⟨
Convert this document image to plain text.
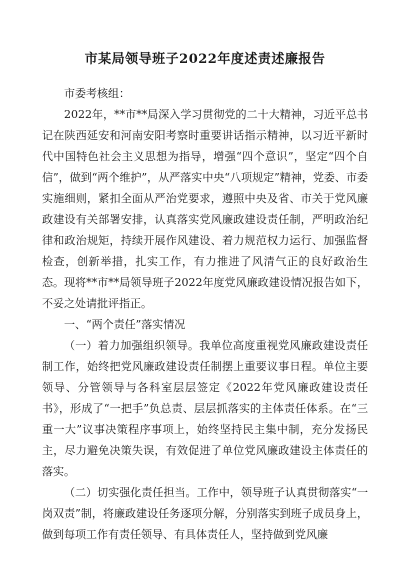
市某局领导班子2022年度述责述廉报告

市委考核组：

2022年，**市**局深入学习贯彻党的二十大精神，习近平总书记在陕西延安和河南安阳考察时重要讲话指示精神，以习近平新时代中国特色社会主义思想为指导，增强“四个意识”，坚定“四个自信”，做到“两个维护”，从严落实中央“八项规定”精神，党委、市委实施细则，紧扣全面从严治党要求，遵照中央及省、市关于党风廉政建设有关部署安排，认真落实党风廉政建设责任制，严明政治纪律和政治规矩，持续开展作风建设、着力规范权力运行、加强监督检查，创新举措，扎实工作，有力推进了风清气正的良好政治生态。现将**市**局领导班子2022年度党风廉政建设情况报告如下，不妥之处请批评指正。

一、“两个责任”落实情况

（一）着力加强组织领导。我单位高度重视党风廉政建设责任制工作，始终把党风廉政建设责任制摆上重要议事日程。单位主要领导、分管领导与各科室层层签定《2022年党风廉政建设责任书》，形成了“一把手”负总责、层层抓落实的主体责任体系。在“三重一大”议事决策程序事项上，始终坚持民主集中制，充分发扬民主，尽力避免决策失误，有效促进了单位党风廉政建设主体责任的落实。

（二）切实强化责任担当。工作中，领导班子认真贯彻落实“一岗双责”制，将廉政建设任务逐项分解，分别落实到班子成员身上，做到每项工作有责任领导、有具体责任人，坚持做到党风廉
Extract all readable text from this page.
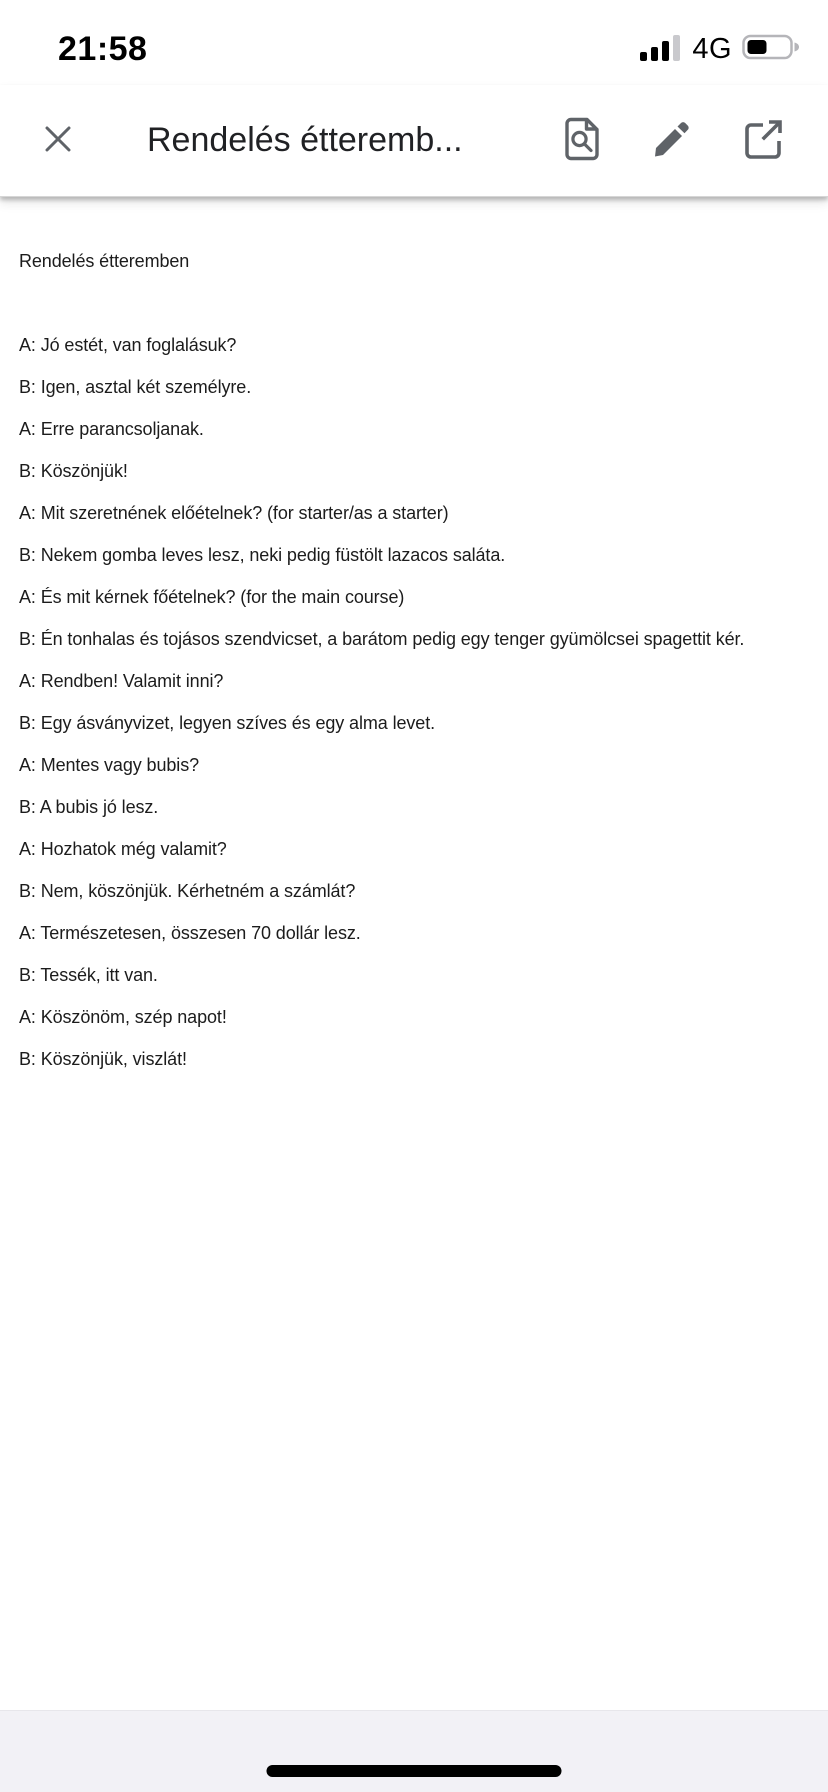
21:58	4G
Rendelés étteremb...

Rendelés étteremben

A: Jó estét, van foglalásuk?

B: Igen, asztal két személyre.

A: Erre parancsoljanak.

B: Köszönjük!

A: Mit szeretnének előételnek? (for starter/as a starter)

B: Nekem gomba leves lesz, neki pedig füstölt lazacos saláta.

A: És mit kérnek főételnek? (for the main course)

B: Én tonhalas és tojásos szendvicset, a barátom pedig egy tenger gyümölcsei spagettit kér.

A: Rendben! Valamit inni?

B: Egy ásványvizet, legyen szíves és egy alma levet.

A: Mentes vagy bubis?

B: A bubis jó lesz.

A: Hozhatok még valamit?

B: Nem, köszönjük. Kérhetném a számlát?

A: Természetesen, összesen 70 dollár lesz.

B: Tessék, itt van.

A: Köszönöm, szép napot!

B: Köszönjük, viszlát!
⟩
⟨
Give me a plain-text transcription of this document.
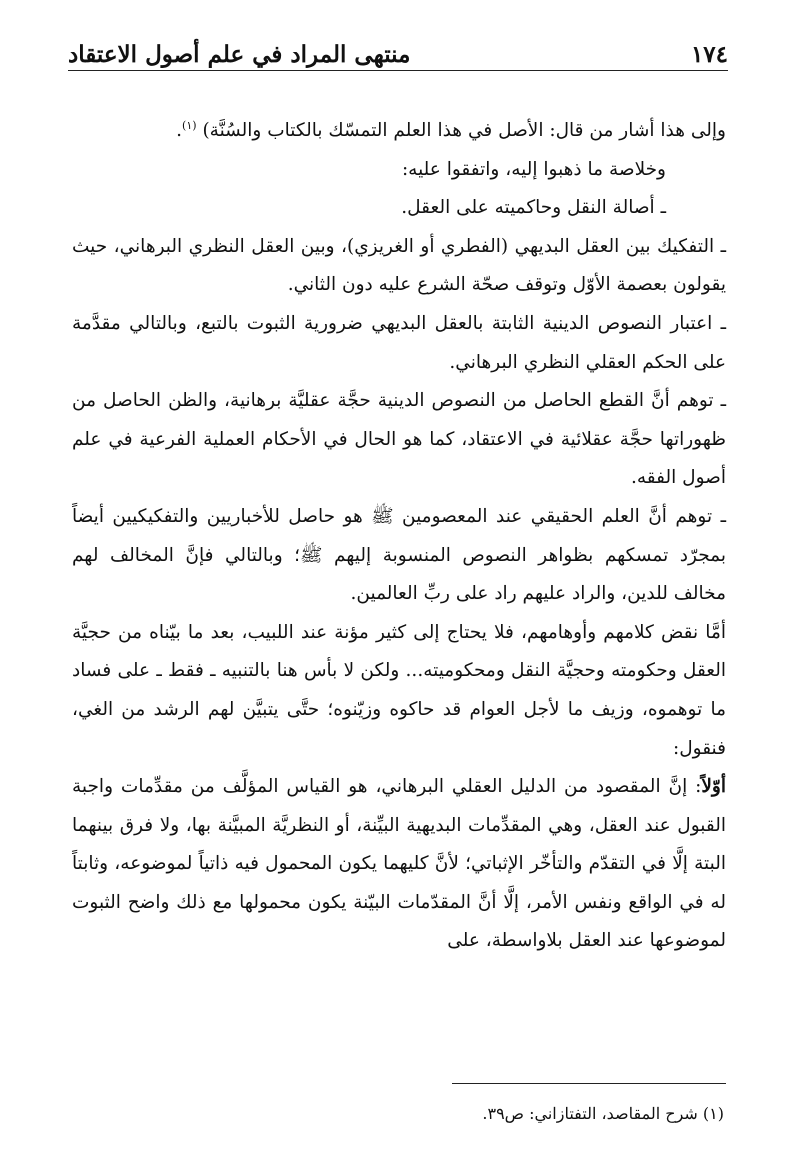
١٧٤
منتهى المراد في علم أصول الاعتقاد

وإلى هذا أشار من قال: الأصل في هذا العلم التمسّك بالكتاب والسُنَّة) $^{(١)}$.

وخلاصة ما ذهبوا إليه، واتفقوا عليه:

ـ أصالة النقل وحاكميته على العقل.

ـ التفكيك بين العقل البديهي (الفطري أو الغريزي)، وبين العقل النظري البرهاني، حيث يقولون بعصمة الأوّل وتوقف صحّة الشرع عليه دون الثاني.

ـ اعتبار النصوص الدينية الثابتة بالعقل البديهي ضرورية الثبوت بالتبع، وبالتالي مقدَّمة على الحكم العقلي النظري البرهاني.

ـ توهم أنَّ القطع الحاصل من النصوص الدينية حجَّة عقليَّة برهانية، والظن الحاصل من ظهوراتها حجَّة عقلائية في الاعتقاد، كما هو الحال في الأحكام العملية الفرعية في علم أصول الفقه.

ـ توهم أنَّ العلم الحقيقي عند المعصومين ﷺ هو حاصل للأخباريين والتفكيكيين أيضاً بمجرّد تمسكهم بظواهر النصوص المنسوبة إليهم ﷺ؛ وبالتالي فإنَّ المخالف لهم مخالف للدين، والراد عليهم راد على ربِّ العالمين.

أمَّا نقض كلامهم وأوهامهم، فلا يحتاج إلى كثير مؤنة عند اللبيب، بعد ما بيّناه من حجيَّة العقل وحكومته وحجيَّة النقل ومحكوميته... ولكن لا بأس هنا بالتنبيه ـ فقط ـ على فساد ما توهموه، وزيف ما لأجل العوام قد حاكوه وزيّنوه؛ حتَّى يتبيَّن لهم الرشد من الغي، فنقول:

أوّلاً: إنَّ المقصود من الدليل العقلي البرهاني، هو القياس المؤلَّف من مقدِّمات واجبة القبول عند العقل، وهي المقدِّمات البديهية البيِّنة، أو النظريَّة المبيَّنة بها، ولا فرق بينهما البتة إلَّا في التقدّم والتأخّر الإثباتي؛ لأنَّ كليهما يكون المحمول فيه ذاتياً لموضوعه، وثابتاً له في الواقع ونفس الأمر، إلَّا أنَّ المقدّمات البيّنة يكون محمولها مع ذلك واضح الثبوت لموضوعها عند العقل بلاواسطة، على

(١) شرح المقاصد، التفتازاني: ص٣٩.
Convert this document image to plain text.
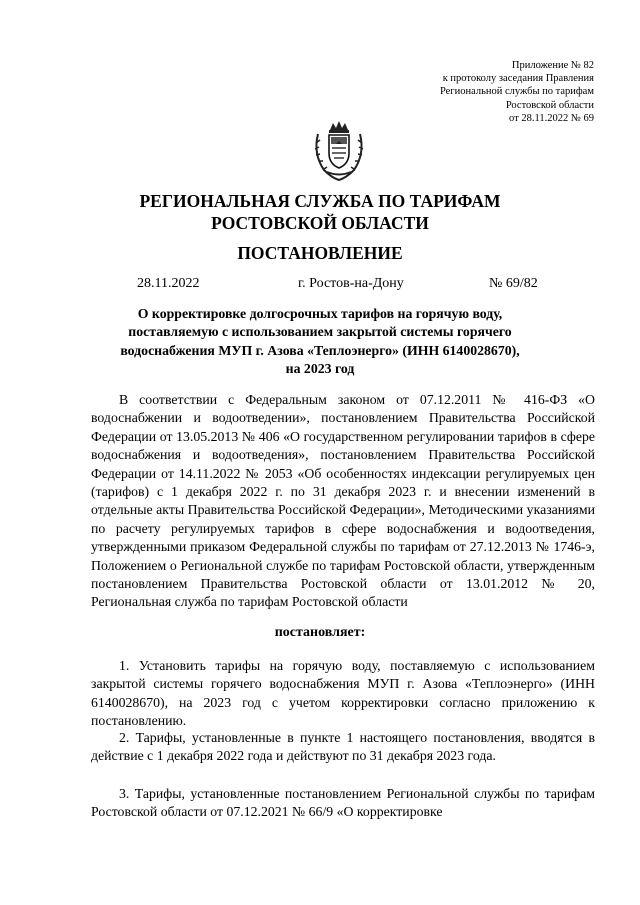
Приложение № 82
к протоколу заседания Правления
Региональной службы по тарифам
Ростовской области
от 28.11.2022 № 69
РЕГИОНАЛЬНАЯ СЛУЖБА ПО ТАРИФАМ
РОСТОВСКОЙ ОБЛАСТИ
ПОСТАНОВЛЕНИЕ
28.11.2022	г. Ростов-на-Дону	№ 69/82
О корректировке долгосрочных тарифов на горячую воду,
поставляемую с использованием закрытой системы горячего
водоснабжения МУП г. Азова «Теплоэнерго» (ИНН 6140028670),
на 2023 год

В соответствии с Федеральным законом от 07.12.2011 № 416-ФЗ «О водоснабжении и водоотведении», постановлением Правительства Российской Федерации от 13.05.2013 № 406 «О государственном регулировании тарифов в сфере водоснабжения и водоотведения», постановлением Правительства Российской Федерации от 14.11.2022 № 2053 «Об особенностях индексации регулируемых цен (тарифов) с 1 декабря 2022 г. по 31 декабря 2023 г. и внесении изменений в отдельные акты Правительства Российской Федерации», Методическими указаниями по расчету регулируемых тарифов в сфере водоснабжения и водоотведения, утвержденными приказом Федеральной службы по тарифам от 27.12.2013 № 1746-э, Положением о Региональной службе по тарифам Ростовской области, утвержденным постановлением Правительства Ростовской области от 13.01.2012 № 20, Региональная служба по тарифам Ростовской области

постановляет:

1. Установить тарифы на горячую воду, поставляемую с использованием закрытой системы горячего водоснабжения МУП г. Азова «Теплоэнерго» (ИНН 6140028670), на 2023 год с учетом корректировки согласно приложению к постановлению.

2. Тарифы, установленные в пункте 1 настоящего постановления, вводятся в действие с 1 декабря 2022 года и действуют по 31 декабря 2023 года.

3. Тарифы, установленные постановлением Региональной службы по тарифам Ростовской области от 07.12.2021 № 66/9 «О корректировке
⟩
--- What you should do ---
Gather from the records above every line containing the string "الثبوت".

--- Exercise output ---
ـ اعتبار النصوص الدينية الثابتة بالعقل البديهي ضرورية الثبوت بالتبع، وبالتالي مقدَّمة على الحكم العقلي النظري البرهاني.
أوّلاً: إنَّ المقصود من الدليل العقلي البرهاني، هو القياس المؤلَّف من مقدِّمات واجبة القبول عند العقل، وهي المقدِّمات البديهية البيِّنة، أو النظريَّة المبيَّنة بها، ولا فرق بينهما البتة إلَّا في التقدّم والتأخّر الإثباتي؛ لأنَّ كليهما يكون المحمول فيه ذاتياً لموضوعه، وثابتاً له في الواقع ونفس الأمر، إلَّا أنَّ المقدّمات البيّنة يكون محمولها مع ذلك واضح الثبوت لموضوعها عند العقل بلاواسطة، على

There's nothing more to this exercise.